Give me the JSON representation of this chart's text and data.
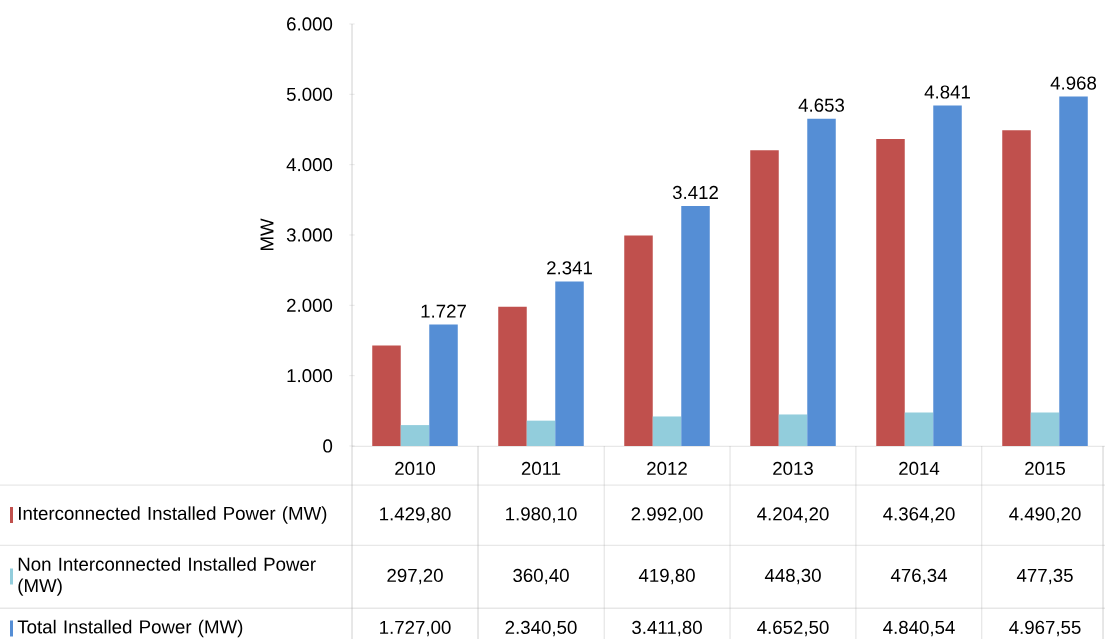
{
  "chart_data": {
    "type": "bar",
    "ylabel": "MW",
    "categories": [
      "2010",
      "2011",
      "2012",
      "2013",
      "2014",
      "2015"
    ],
    "series": [
      {
        "name": "Interconnected Installed Power (MW)",
        "color": "#c0504d",
        "values": [
          1429.8,
          1980.1,
          2992.0,
          4204.2,
          4364.2,
          4490.2
        ],
        "value_labels": [
          "1.429,80",
          "1.980,10",
          "2.992,00",
          "4.204,20",
          "4.364,20",
          "4.490,20"
        ]
      },
      {
        "name": "Non Interconnected Installed Power (MW)",
        "color": "#92cddc",
        "values": [
          297.2,
          360.4,
          419.8,
          448.3,
          476.34,
          477.35
        ],
        "value_labels": [
          "297,20",
          "360,40",
          "419,80",
          "448,30",
          "476,34",
          "477,35"
        ]
      },
      {
        "name": "Total Installed Power (MW)",
        "color": "#558ed5",
        "values": [
          1727.0,
          2340.5,
          3411.8,
          4652.5,
          4840.54,
          4967.55
        ],
        "value_labels": [
          "1.727,00",
          "2.340,50",
          "3.411,80",
          "4.652,50",
          "4.840,54",
          "4.967,55"
        ]
      }
    ],
    "annotations": [
      "1.727",
      "2.341",
      "3.412",
      "4.653",
      "4.841",
      "4.968"
    ],
    "ylim": [
      0,
      6000
    ],
    "yticks": [
      {
        "value": 0,
        "label": "0"
      },
      {
        "value": 1000,
        "label": "1.000"
      },
      {
        "value": 2000,
        "label": "2.000"
      },
      {
        "value": 3000,
        "label": "3.000"
      },
      {
        "value": 4000,
        "label": "4.000"
      },
      {
        "value": 5000,
        "label": "5.000"
      },
      {
        "value": 6000,
        "label": "6.000"
      }
    ],
    "legend": "bottom",
    "grid": false
  }
}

▶ _Task description_:
In the listing, find each line with the string "Interconnected" and copy it.

▶ _Exercise output_:
        "name": "Interconnected Installed Power (MW)",
        "name": "Non Interconnected Installed Power (MW)",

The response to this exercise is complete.